COMPLETE THE FOLLOWING:
- 1) Answer these questions from the field trial thread:
(a) According to budsdad's reply, who placed second in the Derby?
(b) How many dogs did drbobsd hear were back in the open?
(c) What does Linas Danilevicius say he will try to do tomorrow?
- 2) In the listing, take the lines from the one with "Ellipse shape xyxy=(107,287,367,349)" up to and including the one with "Ellipse shape xyxy=(292,69,371,154)". Arrange them as a JSON list of strings, one string per line.

TEXT EXTRACT:
● ● ● ●
# Brazosport Retriever Field Trial 4/16 - 18, 2010



## Linas Danilevicius (Jan 2, 2009)

Please post updates as you get them. I will try and visit tomorrow and will post updates after I return.

Regards,

Linas


----------



## Jim Scarborough (May 5, 2007)

Any Derby results?

Inquiring minds want to know, thank you.


----------



## budsdad (Jan 28, 2008)

Jim Scarborough said:


> Any Derby results?
> 
> Inquiring minds want to know, thank you.


Jim,

As I remember:

1 Tex/Avant Townsend
2. Slider/Hayes
3. Cannot Remember
4 Pepper/Fitzgerald


----------



## Aaron Homburg (Sep 23, 2005)

*Way to go Clint, Debra and Tex!!

Aaron*


----------



## drbobsd (Feb 21, 2004)

Awesome Clint. Good job to both Tex and Clint.

Heard 58 back in open.


----------



## budsdad (Jan 28, 2008)
● ● ● ●
EXCERPTED RECORDS:

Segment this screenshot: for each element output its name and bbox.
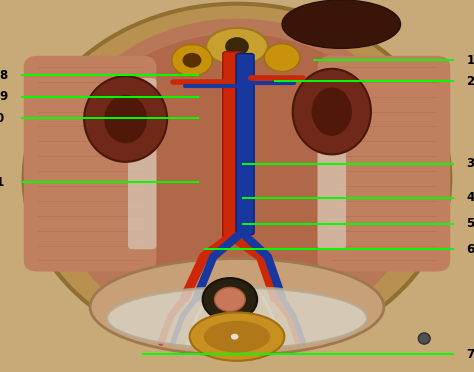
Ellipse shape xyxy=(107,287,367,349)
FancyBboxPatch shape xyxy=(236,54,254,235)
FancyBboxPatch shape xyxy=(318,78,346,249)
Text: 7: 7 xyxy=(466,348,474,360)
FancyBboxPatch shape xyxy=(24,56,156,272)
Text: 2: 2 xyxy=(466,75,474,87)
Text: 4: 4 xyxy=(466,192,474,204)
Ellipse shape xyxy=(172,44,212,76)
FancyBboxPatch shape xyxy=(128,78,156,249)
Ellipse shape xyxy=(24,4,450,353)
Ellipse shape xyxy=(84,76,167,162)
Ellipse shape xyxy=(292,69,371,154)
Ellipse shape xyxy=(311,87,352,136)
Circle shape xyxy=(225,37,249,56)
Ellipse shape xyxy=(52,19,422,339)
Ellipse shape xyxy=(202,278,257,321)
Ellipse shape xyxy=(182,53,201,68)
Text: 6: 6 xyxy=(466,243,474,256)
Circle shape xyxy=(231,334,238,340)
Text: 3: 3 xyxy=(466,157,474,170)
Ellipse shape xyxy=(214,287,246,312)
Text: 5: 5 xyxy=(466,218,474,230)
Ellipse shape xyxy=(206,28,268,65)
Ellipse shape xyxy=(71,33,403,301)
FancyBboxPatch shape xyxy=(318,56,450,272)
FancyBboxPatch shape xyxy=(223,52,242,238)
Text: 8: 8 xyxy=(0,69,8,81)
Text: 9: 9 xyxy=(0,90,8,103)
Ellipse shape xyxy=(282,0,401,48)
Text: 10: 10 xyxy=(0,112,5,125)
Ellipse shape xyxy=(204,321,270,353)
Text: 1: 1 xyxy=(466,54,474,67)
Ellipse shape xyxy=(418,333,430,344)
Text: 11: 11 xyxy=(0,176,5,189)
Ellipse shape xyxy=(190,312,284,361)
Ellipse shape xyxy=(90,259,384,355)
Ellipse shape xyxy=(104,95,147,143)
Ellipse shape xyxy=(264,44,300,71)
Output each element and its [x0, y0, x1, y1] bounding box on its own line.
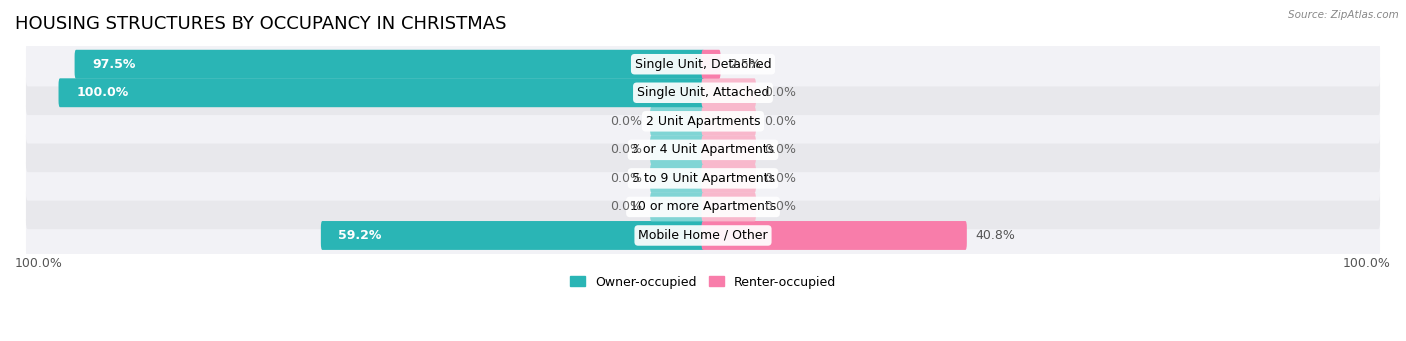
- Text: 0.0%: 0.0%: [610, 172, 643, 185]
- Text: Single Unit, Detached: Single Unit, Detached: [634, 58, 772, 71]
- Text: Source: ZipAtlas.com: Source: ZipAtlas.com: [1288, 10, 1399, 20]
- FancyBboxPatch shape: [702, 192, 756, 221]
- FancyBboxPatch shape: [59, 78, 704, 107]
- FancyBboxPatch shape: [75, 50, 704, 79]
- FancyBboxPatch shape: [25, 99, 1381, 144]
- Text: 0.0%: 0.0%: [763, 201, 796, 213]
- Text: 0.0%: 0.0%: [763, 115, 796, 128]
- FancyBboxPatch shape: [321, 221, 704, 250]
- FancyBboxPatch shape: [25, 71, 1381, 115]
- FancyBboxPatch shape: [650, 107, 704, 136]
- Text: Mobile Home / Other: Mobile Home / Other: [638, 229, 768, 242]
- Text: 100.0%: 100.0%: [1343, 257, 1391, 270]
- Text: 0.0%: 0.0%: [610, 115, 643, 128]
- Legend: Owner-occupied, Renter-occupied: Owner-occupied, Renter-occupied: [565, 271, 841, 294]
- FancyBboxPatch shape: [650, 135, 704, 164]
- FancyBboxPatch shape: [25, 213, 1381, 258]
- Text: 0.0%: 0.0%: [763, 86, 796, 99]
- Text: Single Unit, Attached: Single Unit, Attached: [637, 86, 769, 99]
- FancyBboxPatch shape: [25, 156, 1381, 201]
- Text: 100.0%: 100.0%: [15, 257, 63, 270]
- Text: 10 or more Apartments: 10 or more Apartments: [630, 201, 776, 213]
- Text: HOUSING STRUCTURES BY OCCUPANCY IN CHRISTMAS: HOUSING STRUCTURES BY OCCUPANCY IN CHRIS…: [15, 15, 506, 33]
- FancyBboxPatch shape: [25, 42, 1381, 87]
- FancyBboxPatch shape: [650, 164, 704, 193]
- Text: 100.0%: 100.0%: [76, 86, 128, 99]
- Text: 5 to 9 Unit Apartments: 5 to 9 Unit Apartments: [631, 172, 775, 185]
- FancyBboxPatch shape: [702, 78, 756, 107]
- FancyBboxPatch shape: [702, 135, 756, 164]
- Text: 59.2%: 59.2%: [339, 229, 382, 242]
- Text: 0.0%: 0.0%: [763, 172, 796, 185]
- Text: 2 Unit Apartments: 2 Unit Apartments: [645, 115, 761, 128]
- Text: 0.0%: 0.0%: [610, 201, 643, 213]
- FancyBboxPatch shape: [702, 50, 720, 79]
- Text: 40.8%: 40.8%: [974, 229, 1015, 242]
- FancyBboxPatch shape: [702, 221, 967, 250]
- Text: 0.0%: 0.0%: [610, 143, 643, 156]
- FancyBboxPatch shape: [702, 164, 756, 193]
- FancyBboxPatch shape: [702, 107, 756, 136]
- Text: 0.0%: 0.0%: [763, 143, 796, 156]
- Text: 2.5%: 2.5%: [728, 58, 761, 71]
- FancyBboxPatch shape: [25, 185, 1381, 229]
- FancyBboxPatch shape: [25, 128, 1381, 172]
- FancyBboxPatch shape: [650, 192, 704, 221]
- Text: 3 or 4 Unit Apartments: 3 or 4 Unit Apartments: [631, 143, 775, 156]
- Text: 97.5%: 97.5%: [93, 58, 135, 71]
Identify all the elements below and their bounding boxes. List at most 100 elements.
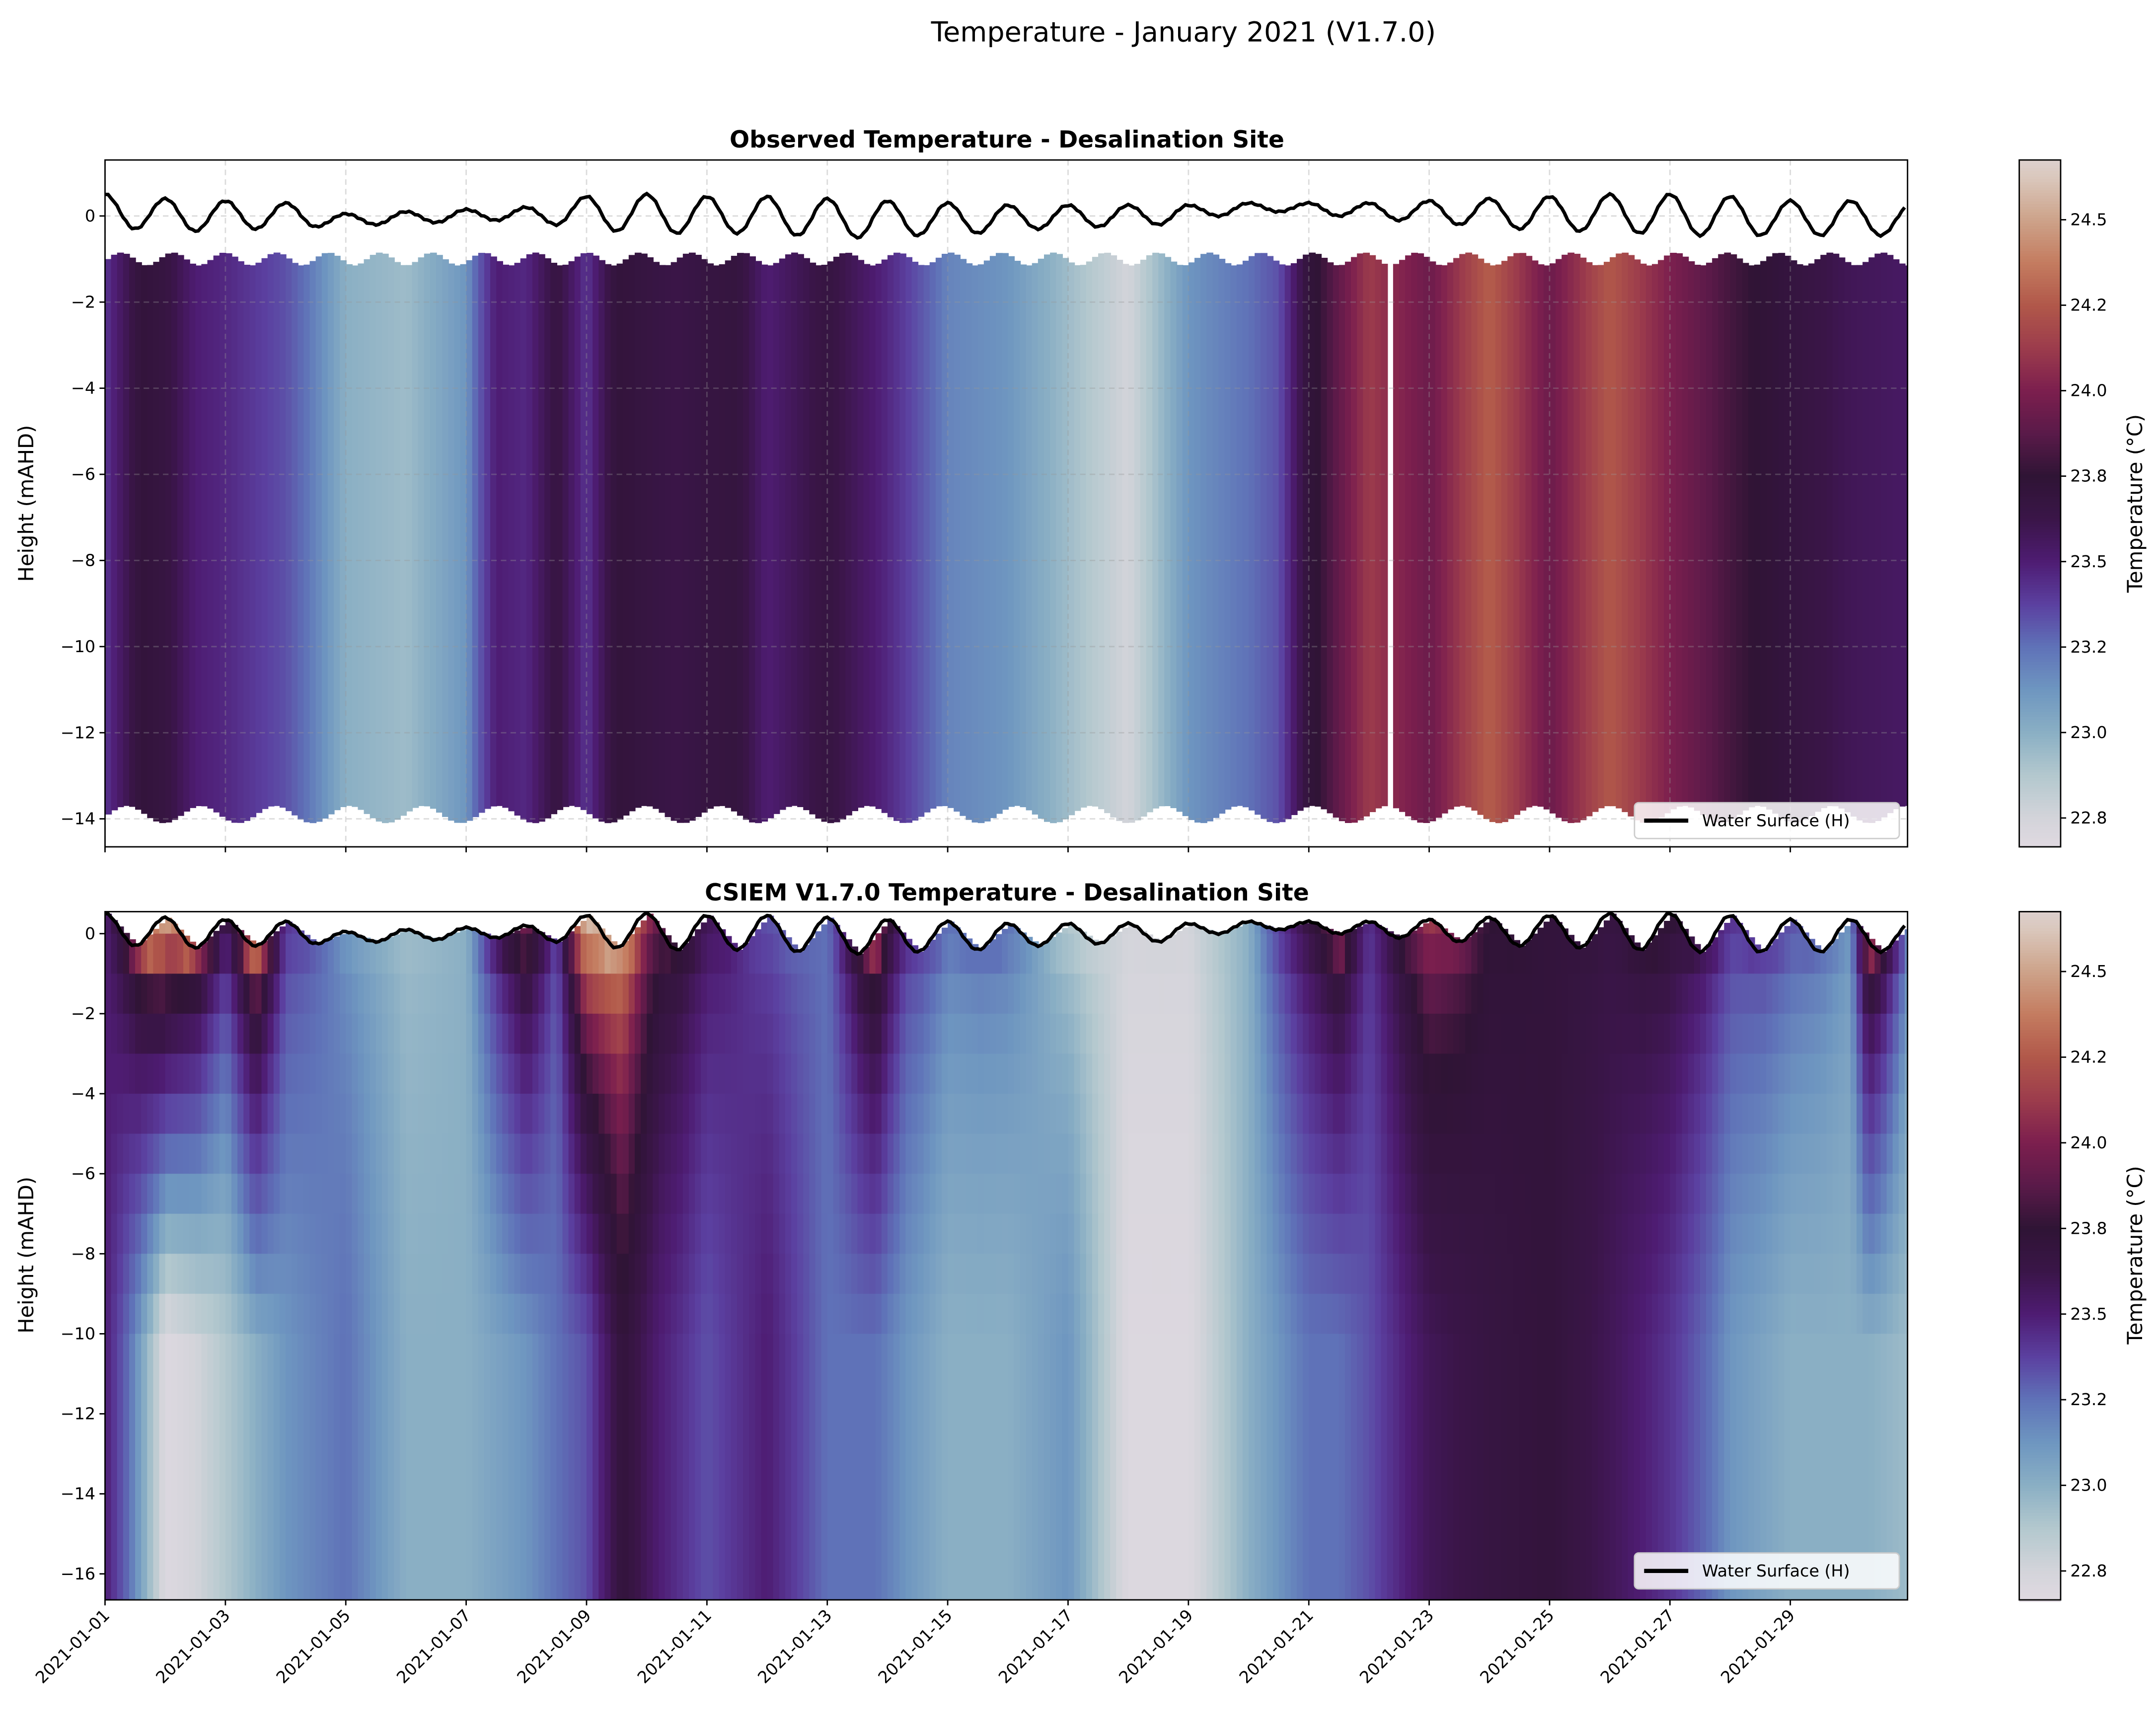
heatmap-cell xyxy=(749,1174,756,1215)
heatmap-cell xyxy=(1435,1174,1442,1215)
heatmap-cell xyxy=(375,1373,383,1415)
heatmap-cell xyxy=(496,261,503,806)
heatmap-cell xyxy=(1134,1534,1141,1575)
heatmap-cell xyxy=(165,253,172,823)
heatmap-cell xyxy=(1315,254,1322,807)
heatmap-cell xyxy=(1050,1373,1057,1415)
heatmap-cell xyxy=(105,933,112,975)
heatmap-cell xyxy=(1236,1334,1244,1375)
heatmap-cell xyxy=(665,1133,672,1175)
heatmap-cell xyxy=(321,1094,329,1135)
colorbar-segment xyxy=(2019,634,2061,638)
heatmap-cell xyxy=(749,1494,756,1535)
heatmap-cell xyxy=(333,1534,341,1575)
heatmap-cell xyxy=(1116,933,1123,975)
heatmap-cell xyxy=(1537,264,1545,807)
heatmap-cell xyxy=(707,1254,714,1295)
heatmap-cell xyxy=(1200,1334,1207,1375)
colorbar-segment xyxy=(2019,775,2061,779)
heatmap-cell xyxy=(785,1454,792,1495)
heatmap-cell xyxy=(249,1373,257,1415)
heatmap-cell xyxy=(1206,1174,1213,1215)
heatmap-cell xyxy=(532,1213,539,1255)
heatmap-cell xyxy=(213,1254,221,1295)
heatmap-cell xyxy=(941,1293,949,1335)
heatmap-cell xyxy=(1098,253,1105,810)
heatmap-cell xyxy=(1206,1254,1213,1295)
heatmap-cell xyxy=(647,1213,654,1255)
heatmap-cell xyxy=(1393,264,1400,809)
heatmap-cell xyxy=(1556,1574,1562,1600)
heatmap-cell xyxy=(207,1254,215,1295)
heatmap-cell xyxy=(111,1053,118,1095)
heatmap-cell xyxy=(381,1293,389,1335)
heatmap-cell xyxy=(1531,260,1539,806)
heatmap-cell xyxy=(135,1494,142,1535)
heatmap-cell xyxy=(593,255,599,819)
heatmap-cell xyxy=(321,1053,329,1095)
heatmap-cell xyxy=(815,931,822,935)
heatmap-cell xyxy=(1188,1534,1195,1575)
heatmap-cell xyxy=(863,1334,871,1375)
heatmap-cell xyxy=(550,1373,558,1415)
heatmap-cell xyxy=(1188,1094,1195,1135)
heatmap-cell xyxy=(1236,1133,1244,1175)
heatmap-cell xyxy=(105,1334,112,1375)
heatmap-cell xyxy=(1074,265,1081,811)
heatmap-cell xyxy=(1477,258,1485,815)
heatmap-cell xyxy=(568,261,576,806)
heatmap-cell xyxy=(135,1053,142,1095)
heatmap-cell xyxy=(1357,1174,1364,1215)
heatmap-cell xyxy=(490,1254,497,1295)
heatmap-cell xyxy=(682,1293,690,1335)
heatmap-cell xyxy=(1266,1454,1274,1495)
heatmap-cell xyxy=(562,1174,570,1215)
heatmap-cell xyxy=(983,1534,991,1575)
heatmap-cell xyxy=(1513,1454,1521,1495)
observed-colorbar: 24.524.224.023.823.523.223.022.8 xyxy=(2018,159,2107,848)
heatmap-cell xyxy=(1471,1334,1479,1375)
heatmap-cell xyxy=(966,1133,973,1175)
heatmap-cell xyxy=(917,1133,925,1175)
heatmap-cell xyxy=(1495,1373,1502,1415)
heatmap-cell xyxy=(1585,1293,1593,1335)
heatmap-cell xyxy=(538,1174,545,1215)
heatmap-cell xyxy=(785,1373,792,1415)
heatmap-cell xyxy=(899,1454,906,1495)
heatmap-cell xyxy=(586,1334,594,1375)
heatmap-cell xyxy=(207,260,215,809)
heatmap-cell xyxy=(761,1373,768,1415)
● ● ● ●
RESPONSE LIST:
- 1)
(a) Slider/Hayes
(b) 58
(c) Visit

- 2)
[
  "Ellipse shape xyxy=(107,287,367,349)",
  "FancyBboxPatch shape xyxy=(236,54,254,235)",
  "FancyBboxPatch shape xyxy=(318,78,346,249)",
  "Text: 7: 7 xyxy=(466,348,474,360)",
  "FancyBboxPatch shape xyxy=(24,56,156,272)",
  "Text: 2: 2 xyxy=(466,75,474,87)",
  "Text: 4: 4 xyxy=(466,192,474,204)",
  "Ellipse shape xyxy=(172,44,212,76)",
  "FancyBboxPatch shape xyxy=(128,78,156,249)",
  "Ellipse shape xyxy=(24,4,450,353)",
  "Ellipse shape xyxy=(84,76,167,162)",
  "Ellipse shape xyxy=(292,69,371,154)"
]